** Begin **
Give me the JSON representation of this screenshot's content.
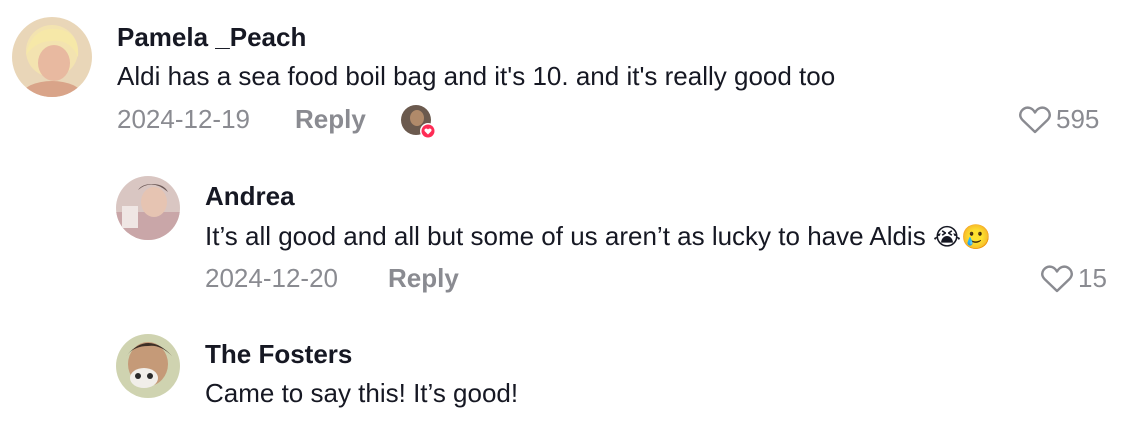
{
  "comments": [
    {
      "username": "Pamela _Peach",
      "text": "Aldi has a sea food boil bag and it's 10. and it's really good too",
      "date": "2024-12-19",
      "reply_label": "Reply",
      "likes": "595",
      "liked_by_creator": true
    },
    {
      "username": "Andrea",
      "text": "It’s all good and all but some of us aren’t as lucky to have Aldis",
      "emojis": "😭🥲",
      "date": "2024-12-20",
      "reply_label": "Reply",
      "likes": "15"
    },
    {
      "username": "The Fosters",
      "text": "Came to say this! It’s good!"
    }
  ],
  "colors": {
    "primary_text": "#161823",
    "secondary_text": "#8a8b91",
    "creator_heart": "#fe2c55"
  }
}
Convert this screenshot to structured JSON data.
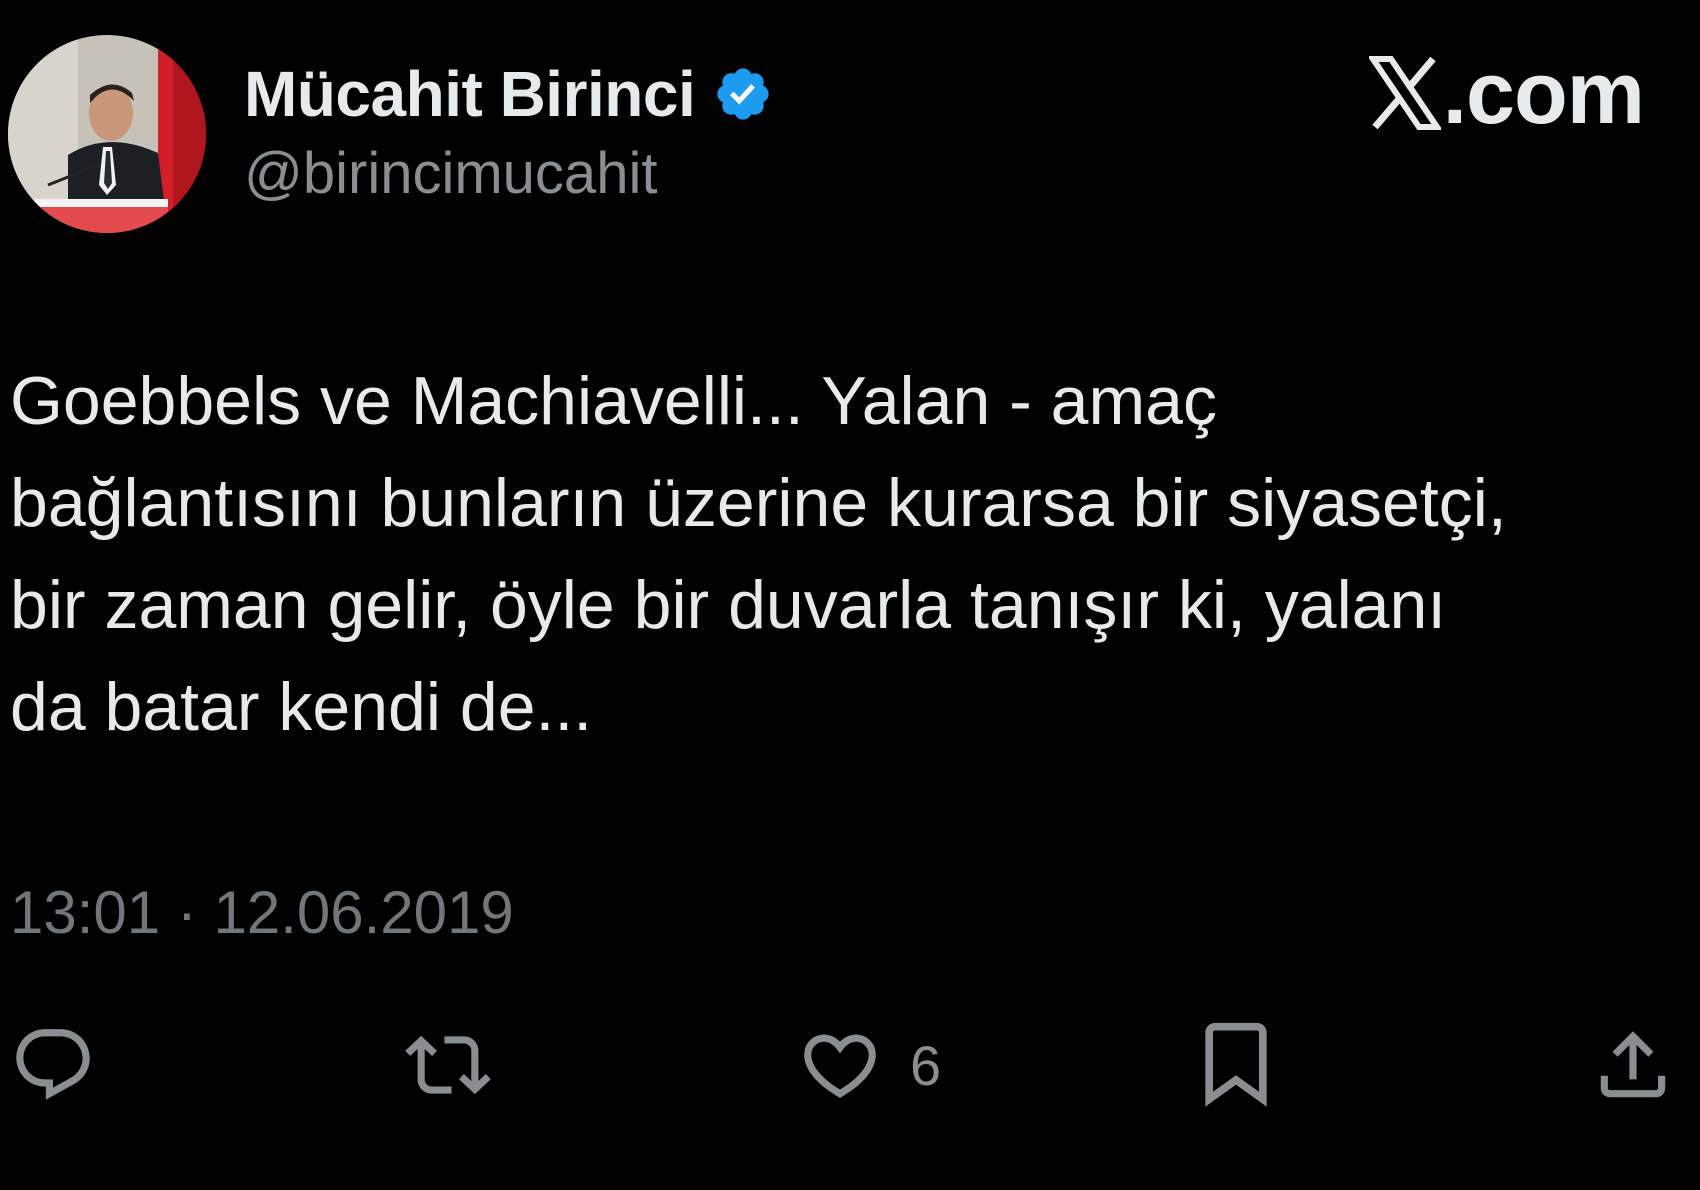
{
  "author": {
    "display_name": "Mücahit Birinci",
    "handle": "@birincimucahit",
    "verified": true,
    "verified_color": "#1d9bf0"
  },
  "brand": {
    "text": ".com",
    "icon": "x-logo-icon"
  },
  "tweet": {
    "text": "Goebbels ve Machiavelli... Yalan - amaç\nbağlantısını bunların üzerine kurarsa bir siyasetçi,\nbir zaman gelir, öyle bir duvarla tanışır ki, yalanı\nda batar kendi de...",
    "timestamp": "13:01 · 12.06.2019"
  },
  "actions": {
    "reply": {
      "icon": "reply-icon"
    },
    "retweet": {
      "icon": "retweet-icon"
    },
    "like": {
      "icon": "heart-icon",
      "count": "6"
    },
    "bookmark": {
      "icon": "bookmark-icon"
    },
    "share": {
      "icon": "share-icon"
    }
  },
  "colors": {
    "background": "#000000",
    "primary_text": "#e7e9ea",
    "secondary_text": "#71767b"
  }
}
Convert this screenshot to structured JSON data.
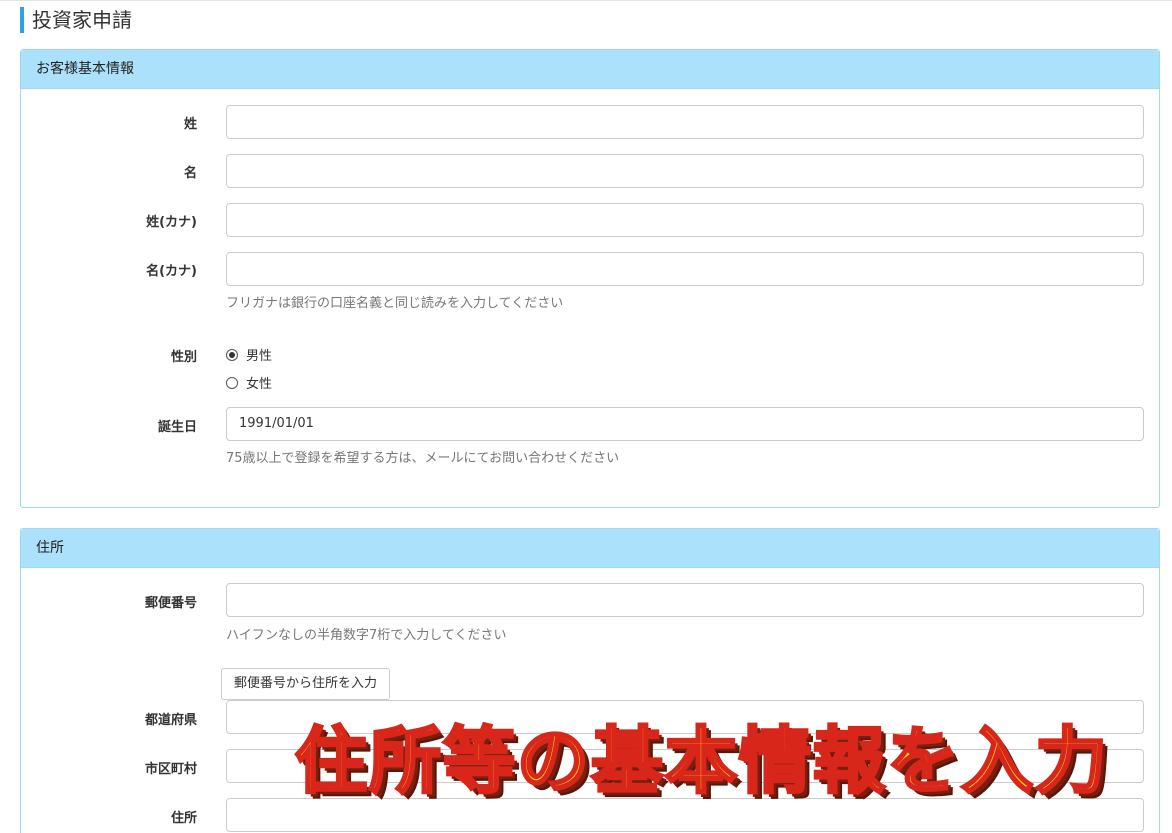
{
  "page_title": "投資家申請",
  "section1": {
    "heading": "お客様基本情報",
    "last_name_label": "姓",
    "first_name_label": "名",
    "last_name_kana_label": "姓(カナ)",
    "first_name_kana_label": "名(カナ)",
    "kana_help": "フリガナは銀行の口座名義と同じ読みを入力してください",
    "gender_label": "性別",
    "gender_options": [
      "男性",
      "女性"
    ],
    "gender_selected": "男性",
    "birthday_label": "誕生日",
    "birthday_value": "1991/01/01",
    "birthday_help": "75歳以上で登録を希望する方は、メールにてお問い合わせください"
  },
  "section2": {
    "heading": "住所",
    "postal_label": "郵便番号",
    "postal_help": "ハイフンなしの半角数字7桁で入力してください",
    "lookup_button": "郵便番号から住所を入力",
    "prefecture_label": "都道府県",
    "city_label": "市区町村",
    "address_label": "住所"
  },
  "overlay_caption": "住所等の基本情報を入力",
  "colors": {
    "accent": "#2aa3e0",
    "panel_heading_bg": "#abe1fa",
    "panel_border": "#9fd8ef",
    "caption_fill": "#ffd21a",
    "caption_stroke": "#d8261b"
  }
}
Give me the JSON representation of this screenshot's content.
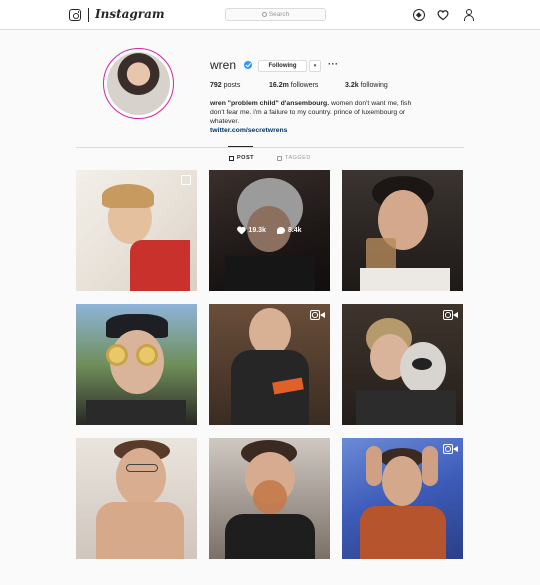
** End **
What is asked:
From the listing above, print every entry precisely and drop the pictures.

Solution to this task:
Give me the JSON representation of this screenshot's content.
{
  "comments": [
    {
      "username": "Pamela _Peach",
      "text": "Aldi has a sea food boil bag and it's 10. and it's really good too",
      "date": "2024-12-19",
      "reply_label": "Reply",
      "likes": "595",
      "liked_by_creator": true
    },
    {
      "username": "Andrea",
      "text": "It’s all good and all but some of us aren’t as lucky to have Aldis",
      "emojis": "😭🥲",
      "date": "2024-12-20",
      "reply_label": "Reply",
      "likes": "15"
    },
    {
      "username": "The Fosters",
      "text": "Came to say this! It’s good!"
    }
  ],
  "colors": {
    "primary_text": "#161823",
    "secondary_text": "#8a8b91",
    "creator_heart": "#fe2c55"
  }
}
Convert this screenshot to structured JSON data.
{
  "author": {
    "display_name": "Mücahit Birinci",
    "handle": "@birincimucahit",
    "verified": true,
    "verified_color": "#1d9bf0"
  },
  "brand": {
    "text": ".com",
    "icon": "x-logo-icon"
  },
  "tweet": {
    "text": "Goebbels ve Machiavelli... Yalan - amaç\nbağlantısını bunların üzerine kurarsa bir siyasetçi,\nbir zaman gelir, öyle bir duvarla tanışır ki, yalanı\nda batar kendi de...",
    "timestamp": "13:01 · 12.06.2019"
  },
  "actions": {
    "reply": {
      "icon": "reply-icon"
    },
    "retweet": {
      "icon": "retweet-icon"
    },
    "like": {
      "icon": "heart-icon",
      "count": "6"
    },
    "bookmark": {
      "icon": "bookmark-icon"
    },
    "share": {
      "icon": "share-icon"
    }
  },
  "colors": {
    "background": "#000000",
    "primary_text": "#e7e9ea",
    "secondary_text": "#71767b"
  }
}
Convert this screenshot to structured JSON data.
{
  "page_title": "投資家申請",
  "section1": {
    "heading": "お客様基本情報",
    "last_name_label": "姓",
    "first_name_label": "名",
    "last_name_kana_label": "姓(カナ)",
    "first_name_kana_label": "名(カナ)",
    "kana_help": "フリガナは銀行の口座名義と同じ読みを入力してください",
    "gender_label": "性別",
    "gender_options": [
      "男性",
      "女性"
    ],
    "gender_selected": "男性",
    "birthday_label": "誕生日",
    "birthday_value": "1991/01/01",
    "birthday_help": "75歳以上で登録を希望する方は、メールにてお問い合わせください"
  },
  "section2": {
    "heading": "住所",
    "postal_label": "郵便番号",
    "postal_help": "ハイフンなしの半角数字7桁で入力してください",
    "lookup_button": "郵便番号から住所を入力",
    "prefecture_label": "都道府県",
    "city_label": "市区町村",
    "address_label": "住所"
  },
  "overlay_caption": "住所等の基本情報を入力",
  "colors": {
    "accent": "#2aa3e0",
    "panel_heading_bg": "#abe1fa",
    "panel_border": "#9fd8ef",
    "caption_fill": "#ffd21a",
    "caption_stroke": "#d8261b"
  }
}
Give me the JSON representation of this screenshot's content.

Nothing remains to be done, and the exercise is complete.